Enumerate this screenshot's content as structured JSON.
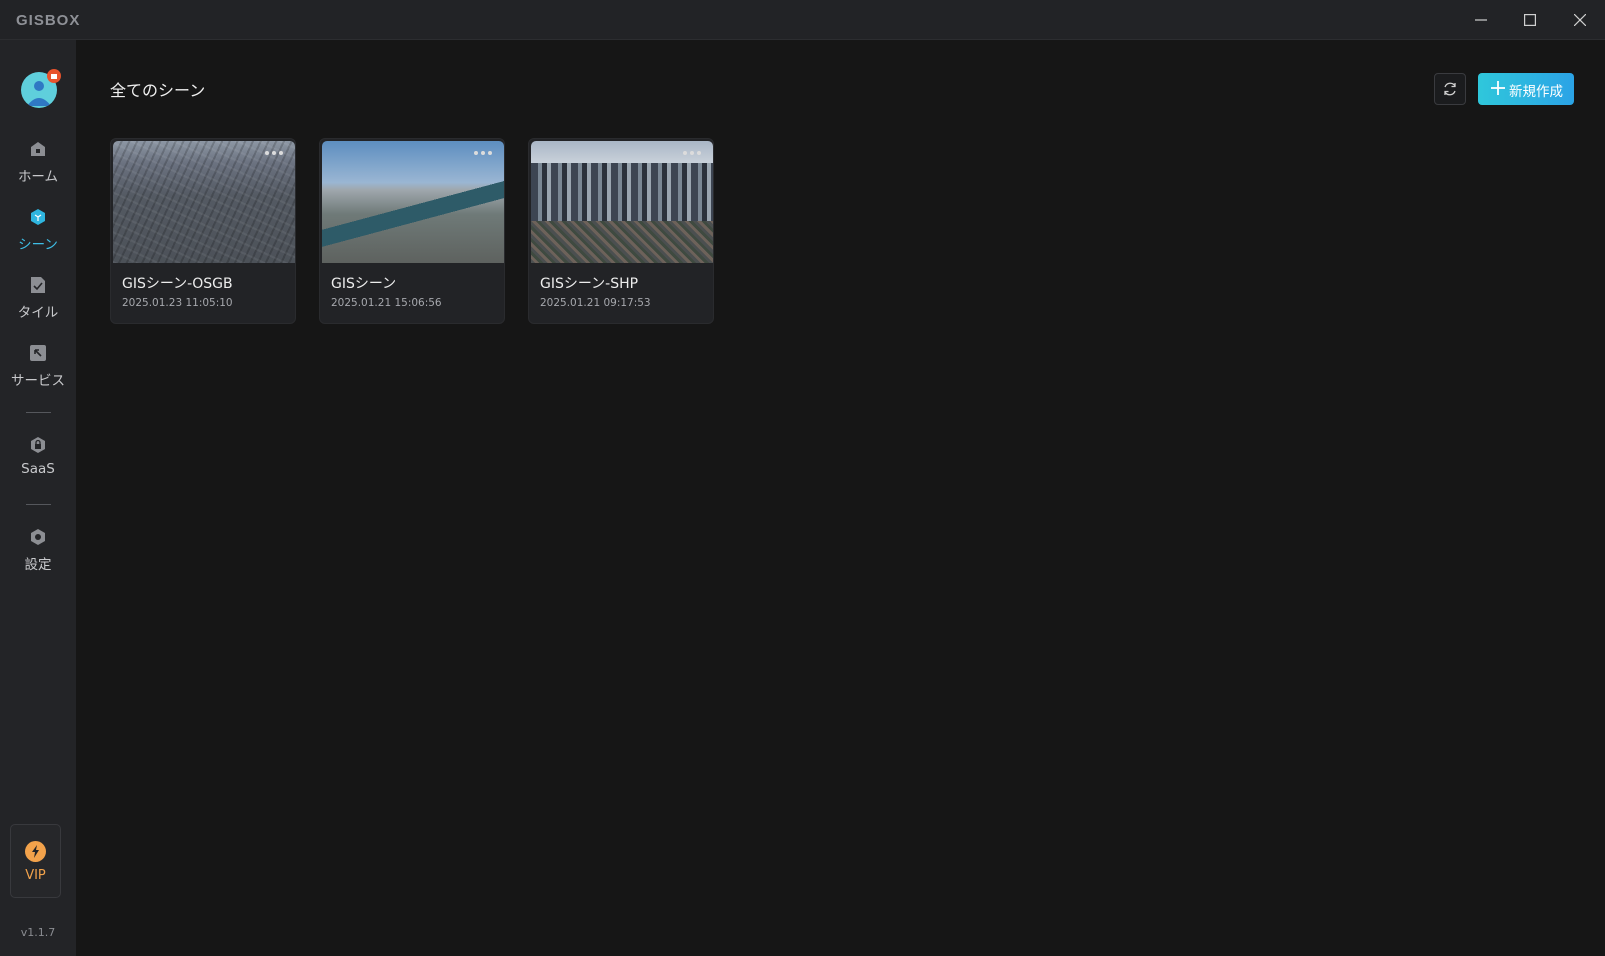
{
  "app": {
    "logo_text": "GISBOX",
    "version": "v1.1.7"
  },
  "sidebar": {
    "items": [
      {
        "id": "home",
        "label": "ホーム",
        "icon": "home-icon"
      },
      {
        "id": "scene",
        "label": "シーン",
        "icon": "cube-icon",
        "active": true
      },
      {
        "id": "tile",
        "label": "タイル",
        "icon": "tile-icon"
      },
      {
        "id": "service",
        "label": "サービス",
        "icon": "service-icon"
      },
      {
        "id": "saas",
        "label": "SaaS",
        "icon": "lock-icon"
      },
      {
        "id": "settings",
        "label": "設定",
        "icon": "settings-icon"
      }
    ],
    "vip_label": "VIP"
  },
  "header": {
    "title": "全てのシーン",
    "new_button_label": "新規作成"
  },
  "scenes": [
    {
      "title": "GISシーン-OSGB",
      "time": "2025.01.23 11:05:10"
    },
    {
      "title": "GISシーン",
      "time": "2025.01.21 15:06:56"
    },
    {
      "title": "GISシーン-SHP",
      "time": "2025.01.21 09:17:53"
    }
  ],
  "colors": {
    "accent": "#2fc7db",
    "active_nav": "#3ebee6",
    "vip": "#f2a24b"
  }
}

————————

WRITTEN INSTRUCTION:
Return the material word for word. Pictures are not part of the copy.

THE ANSWER:
Enumerate this screenshot's content as structured JSON.
{
  "app": {
    "logo_text": "GISBOX",
    "version": "v1.1.7"
  },
  "sidebar": {
    "items": [
      {
        "id": "home",
        "label": "ホーム",
        "icon": "home-icon"
      },
      {
        "id": "scene",
        "label": "シーン",
        "icon": "cube-icon",
        "active": true
      },
      {
        "id": "tile",
        "label": "タイル",
        "icon": "tile-icon"
      },
      {
        "id": "service",
        "label": "サービス",
        "icon": "service-icon"
      },
      {
        "id": "saas",
        "label": "SaaS",
        "icon": "lock-icon"
      },
      {
        "id": "settings",
        "label": "設定",
        "icon": "settings-icon"
      }
    ],
    "vip_label": "VIP"
  },
  "header": {
    "title": "全てのシーン",
    "new_button_label": "新規作成"
  },
  "scenes": [
    {
      "title": "GISシーン-OSGB",
      "time": "2025.01.23 11:05:10"
    },
    {
      "title": "GISシーン",
      "time": "2025.01.21 15:06:56"
    },
    {
      "title": "GISシーン-SHP",
      "time": "2025.01.21 09:17:53"
    }
  ],
  "colors": {
    "accent": "#2fc7db",
    "active_nav": "#3ebee6",
    "vip": "#f2a24b"
  }
}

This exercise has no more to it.